Is there any better way to remove all the special characters and numbers in a column, not limited to one or two almost to remove all the special characters and numbers.
As of now I I am using this query (Jst Logic part). Let me know is there any better choice as my table contains minimum 5 million records
Declare @name varchar(1000) = '231323Lig%$%$h$%t'
Declare @dumy varchar(1000)
while(PATINDEX('%[0-9]%',@name)<>0)
SET @name = stuff(@name,PATINDEX('%[0-9]%',@name),1,'')
while(PATINDEX('%[A-Z]%',@name)<>0)
begin
SET @dumy = isnull(@dumy,'')+substring(@name,PATINDEX('%[A-Z]%',@name),1)
SET @name = stuff(@name,PATINDEX('%[A-Z]%',@name),1,'')

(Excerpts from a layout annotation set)
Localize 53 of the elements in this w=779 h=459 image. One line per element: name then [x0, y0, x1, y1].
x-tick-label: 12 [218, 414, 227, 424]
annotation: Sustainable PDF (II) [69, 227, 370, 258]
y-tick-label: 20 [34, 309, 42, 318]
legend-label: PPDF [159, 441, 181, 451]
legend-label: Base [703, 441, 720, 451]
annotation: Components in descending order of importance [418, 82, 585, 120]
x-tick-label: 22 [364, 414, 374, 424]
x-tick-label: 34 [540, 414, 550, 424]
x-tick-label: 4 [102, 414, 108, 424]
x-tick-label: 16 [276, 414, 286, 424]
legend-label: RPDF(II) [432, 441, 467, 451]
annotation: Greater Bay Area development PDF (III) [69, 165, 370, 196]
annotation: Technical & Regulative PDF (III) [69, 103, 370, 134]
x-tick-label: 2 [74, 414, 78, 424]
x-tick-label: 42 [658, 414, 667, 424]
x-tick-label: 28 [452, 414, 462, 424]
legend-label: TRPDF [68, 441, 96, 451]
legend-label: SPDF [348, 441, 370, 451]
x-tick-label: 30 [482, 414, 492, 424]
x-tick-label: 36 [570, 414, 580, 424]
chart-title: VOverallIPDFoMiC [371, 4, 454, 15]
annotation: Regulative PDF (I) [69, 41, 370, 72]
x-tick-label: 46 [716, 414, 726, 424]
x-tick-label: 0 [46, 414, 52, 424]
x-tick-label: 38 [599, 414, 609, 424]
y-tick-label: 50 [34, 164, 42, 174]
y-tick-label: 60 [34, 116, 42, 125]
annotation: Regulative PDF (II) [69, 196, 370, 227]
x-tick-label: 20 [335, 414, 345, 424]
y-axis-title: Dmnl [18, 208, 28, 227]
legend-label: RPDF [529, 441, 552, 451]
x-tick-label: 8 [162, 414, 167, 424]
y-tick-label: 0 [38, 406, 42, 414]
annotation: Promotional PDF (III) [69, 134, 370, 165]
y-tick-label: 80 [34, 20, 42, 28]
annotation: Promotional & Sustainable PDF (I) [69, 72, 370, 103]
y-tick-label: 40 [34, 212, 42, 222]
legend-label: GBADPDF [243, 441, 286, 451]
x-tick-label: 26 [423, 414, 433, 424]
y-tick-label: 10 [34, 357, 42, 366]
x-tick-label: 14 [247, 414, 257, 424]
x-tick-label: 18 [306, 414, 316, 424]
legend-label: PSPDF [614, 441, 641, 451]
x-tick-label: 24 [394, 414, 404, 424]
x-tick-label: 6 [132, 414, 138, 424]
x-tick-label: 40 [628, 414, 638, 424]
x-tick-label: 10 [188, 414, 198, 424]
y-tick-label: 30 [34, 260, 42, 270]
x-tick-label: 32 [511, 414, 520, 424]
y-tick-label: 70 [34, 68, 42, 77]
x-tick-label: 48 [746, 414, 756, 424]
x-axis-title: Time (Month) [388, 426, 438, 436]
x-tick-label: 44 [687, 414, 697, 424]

> _DO THIS_
Copy out the entire SQL post, word for word, without changing anything. Work only from the SQL post, not from the items.

> _FINISHED EXERCISE_
Is there any better way to remove all the special characters and numbers in a column, not limited to one or two almost to remove all the special characters and numbers.
As of now I I am using this query (Jst Logic part). Let me know is there any better choice as my table contains minimum 5 million records
Declare @name varchar(1000) = '231323Lig%$%$h$%t'
Declare @dumy varchar(1000)
while(PATINDEX('%[0-9]%',@name)<>0)
SET @name = stuff(@name,PATINDEX('%[0-9]%',@name),1,'')
while(PATINDEX('%[A-Z]%',@name)<>0)
begin
SET @dumy = isnull(@dumy,'')+substring(@name,PATINDEX('%[A-Z]%',@name),1)
SET @name = stuff(@name,PATINDEX('%[A-Z]%',@name),1,'')